Written instruction => Return each line that holds the word "body".

Stored data
○ ○ ○ ○

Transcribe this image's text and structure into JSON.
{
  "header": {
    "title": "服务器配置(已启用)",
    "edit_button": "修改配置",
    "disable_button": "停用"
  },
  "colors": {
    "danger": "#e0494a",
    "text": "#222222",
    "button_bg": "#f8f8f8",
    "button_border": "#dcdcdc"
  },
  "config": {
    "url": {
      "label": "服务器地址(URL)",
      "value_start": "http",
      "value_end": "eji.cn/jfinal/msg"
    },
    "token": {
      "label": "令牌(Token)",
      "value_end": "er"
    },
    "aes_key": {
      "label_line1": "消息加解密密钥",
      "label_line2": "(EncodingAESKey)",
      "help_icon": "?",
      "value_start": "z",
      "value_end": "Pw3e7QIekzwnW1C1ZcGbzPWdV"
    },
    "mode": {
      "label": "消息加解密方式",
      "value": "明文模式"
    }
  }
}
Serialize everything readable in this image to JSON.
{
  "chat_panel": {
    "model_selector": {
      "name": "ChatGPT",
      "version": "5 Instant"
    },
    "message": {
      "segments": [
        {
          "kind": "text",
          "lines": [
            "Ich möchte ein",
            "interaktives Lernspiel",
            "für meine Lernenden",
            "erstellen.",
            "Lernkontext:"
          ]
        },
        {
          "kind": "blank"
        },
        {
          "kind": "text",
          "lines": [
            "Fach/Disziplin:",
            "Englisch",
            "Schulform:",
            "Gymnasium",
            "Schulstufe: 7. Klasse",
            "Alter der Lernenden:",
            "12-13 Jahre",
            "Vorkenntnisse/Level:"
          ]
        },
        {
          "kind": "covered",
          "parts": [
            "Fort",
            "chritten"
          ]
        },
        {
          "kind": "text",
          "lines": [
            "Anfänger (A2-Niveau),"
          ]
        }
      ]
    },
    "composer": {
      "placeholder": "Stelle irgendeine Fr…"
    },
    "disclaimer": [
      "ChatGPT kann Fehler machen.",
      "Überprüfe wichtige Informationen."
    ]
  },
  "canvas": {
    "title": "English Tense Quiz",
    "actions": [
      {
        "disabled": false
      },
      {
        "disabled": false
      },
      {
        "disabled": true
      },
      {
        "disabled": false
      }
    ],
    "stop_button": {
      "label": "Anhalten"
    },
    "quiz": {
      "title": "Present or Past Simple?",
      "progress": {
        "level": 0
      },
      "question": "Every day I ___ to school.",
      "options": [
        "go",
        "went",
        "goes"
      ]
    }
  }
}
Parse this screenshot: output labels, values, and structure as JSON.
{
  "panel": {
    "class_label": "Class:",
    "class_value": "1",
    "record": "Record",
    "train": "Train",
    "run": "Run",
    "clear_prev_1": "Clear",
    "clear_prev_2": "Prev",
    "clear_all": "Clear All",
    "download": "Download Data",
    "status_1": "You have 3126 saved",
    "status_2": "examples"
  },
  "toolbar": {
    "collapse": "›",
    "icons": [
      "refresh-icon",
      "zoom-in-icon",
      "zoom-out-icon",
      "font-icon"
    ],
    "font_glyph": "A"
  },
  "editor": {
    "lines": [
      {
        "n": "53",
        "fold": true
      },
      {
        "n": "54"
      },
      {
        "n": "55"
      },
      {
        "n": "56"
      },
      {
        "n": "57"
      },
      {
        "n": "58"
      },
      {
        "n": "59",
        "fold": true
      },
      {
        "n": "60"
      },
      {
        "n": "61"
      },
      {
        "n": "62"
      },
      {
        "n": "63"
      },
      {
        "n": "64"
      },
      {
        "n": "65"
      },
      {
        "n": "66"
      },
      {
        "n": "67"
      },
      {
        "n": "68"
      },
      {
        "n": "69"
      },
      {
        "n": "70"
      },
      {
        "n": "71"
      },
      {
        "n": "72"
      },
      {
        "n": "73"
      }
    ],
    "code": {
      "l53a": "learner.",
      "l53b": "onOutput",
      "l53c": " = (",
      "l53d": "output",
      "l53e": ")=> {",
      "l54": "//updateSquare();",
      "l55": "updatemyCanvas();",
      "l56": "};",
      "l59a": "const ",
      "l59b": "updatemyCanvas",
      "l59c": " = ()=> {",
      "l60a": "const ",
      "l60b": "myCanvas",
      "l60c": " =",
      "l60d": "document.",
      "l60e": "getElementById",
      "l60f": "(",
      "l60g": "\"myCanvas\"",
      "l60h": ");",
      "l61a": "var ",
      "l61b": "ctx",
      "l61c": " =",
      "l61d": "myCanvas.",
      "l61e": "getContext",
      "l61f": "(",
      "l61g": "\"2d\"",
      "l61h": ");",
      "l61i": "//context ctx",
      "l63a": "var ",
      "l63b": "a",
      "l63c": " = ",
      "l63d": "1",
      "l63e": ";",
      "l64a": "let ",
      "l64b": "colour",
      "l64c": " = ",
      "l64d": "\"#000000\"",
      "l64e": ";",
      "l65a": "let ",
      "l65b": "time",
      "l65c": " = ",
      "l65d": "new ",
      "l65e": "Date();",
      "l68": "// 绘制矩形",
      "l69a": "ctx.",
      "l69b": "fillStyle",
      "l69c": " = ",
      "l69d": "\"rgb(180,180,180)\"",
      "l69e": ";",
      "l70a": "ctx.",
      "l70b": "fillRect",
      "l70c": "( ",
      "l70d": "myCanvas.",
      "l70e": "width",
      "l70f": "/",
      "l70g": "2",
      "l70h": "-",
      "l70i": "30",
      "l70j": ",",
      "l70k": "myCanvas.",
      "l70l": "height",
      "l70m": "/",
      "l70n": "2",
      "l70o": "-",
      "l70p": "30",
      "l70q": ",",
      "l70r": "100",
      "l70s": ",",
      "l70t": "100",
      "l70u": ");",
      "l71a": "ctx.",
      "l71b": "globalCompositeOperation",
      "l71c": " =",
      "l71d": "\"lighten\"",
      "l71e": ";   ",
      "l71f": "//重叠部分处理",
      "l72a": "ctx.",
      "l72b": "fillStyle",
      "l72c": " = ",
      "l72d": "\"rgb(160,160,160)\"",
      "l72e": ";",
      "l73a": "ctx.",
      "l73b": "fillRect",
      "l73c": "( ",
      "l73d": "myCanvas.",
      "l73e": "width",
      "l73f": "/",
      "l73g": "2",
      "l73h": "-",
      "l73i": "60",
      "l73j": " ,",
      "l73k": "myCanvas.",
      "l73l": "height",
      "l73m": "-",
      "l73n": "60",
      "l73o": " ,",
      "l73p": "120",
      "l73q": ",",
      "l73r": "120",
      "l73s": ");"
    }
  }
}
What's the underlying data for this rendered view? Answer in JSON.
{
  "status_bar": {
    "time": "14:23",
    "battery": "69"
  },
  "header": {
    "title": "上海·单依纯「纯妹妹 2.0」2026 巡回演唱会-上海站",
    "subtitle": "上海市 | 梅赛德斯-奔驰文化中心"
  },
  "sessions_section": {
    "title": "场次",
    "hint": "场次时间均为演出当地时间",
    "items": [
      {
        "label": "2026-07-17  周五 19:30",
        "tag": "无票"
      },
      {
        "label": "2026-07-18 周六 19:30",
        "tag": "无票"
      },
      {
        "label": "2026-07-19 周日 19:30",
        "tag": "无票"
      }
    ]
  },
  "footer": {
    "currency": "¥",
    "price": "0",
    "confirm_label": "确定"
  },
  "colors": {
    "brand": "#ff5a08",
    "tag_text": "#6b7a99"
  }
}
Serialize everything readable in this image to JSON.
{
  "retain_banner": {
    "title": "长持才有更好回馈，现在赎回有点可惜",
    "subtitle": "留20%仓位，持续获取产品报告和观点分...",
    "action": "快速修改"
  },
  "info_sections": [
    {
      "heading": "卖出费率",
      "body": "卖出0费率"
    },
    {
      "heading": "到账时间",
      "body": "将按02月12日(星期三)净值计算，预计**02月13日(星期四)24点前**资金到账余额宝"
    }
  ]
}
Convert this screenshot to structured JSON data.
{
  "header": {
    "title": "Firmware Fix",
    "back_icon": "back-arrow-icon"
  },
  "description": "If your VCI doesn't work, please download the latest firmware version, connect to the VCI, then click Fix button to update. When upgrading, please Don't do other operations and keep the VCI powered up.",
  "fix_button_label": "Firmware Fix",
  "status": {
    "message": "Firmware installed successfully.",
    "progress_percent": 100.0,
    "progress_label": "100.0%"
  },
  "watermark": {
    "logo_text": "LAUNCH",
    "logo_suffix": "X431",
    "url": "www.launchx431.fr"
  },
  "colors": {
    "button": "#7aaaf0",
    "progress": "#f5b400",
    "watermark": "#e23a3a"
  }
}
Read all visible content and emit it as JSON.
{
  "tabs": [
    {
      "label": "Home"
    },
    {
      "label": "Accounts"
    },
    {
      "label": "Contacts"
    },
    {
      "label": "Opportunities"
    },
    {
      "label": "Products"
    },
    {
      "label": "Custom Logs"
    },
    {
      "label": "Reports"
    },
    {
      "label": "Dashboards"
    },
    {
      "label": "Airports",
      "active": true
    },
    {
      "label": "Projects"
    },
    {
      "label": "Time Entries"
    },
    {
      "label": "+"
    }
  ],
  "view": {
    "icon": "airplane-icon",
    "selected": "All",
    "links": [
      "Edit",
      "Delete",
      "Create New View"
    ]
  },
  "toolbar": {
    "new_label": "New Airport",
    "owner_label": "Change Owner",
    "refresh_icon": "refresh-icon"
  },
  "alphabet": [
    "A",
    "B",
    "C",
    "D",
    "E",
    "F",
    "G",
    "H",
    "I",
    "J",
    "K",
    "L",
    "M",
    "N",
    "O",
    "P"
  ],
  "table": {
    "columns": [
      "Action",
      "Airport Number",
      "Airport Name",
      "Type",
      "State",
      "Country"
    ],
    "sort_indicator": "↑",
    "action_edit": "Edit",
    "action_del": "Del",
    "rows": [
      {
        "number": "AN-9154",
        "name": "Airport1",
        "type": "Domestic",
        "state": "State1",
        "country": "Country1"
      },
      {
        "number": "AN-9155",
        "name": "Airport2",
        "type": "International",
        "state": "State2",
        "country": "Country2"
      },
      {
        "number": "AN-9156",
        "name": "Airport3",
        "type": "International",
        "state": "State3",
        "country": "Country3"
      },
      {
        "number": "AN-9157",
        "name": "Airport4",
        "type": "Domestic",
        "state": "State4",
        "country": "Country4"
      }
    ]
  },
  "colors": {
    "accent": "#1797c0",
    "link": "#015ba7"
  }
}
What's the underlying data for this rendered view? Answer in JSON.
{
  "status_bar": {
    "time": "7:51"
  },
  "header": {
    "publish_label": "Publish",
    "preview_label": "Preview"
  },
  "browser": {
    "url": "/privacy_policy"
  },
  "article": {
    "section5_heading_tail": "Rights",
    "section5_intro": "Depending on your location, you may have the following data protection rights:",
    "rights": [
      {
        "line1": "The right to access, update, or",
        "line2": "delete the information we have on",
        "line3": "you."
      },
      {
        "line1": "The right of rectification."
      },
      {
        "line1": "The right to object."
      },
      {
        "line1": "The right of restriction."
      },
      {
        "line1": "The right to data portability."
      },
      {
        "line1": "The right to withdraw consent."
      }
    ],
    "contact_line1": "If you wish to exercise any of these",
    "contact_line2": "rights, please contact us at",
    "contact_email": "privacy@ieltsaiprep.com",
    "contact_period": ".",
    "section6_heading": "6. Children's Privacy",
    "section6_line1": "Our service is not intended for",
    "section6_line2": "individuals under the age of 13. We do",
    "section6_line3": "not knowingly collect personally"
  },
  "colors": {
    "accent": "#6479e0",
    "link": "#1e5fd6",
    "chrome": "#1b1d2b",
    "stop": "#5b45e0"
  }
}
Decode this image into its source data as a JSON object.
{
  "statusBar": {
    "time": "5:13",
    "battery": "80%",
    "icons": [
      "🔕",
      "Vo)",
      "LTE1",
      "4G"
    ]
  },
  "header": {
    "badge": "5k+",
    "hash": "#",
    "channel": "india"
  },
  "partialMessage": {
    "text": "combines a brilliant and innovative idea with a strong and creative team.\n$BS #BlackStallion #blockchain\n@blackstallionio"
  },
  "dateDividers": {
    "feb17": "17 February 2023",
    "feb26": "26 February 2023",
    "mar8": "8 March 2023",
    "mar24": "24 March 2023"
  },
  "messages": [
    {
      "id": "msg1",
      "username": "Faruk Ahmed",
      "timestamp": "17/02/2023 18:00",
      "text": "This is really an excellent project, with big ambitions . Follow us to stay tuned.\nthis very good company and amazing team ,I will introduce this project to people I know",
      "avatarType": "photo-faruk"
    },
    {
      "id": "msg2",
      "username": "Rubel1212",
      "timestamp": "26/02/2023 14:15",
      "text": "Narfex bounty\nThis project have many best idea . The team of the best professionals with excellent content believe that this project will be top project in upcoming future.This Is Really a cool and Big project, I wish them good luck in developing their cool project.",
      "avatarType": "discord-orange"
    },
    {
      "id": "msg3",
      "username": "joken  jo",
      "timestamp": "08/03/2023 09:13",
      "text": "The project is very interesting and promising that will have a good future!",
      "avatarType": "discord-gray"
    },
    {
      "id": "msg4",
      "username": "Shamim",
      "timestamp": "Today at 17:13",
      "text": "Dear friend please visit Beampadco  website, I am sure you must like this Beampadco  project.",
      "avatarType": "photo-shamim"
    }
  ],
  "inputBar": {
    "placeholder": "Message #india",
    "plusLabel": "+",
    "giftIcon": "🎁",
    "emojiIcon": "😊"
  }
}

○ ○ ○ ○

Exercise output =>
      "body": "卖出0费率"
      "body": "将按02月12日(星期三)净值计算，预计**02月13日(星期四)24点前**资金到账余额宝"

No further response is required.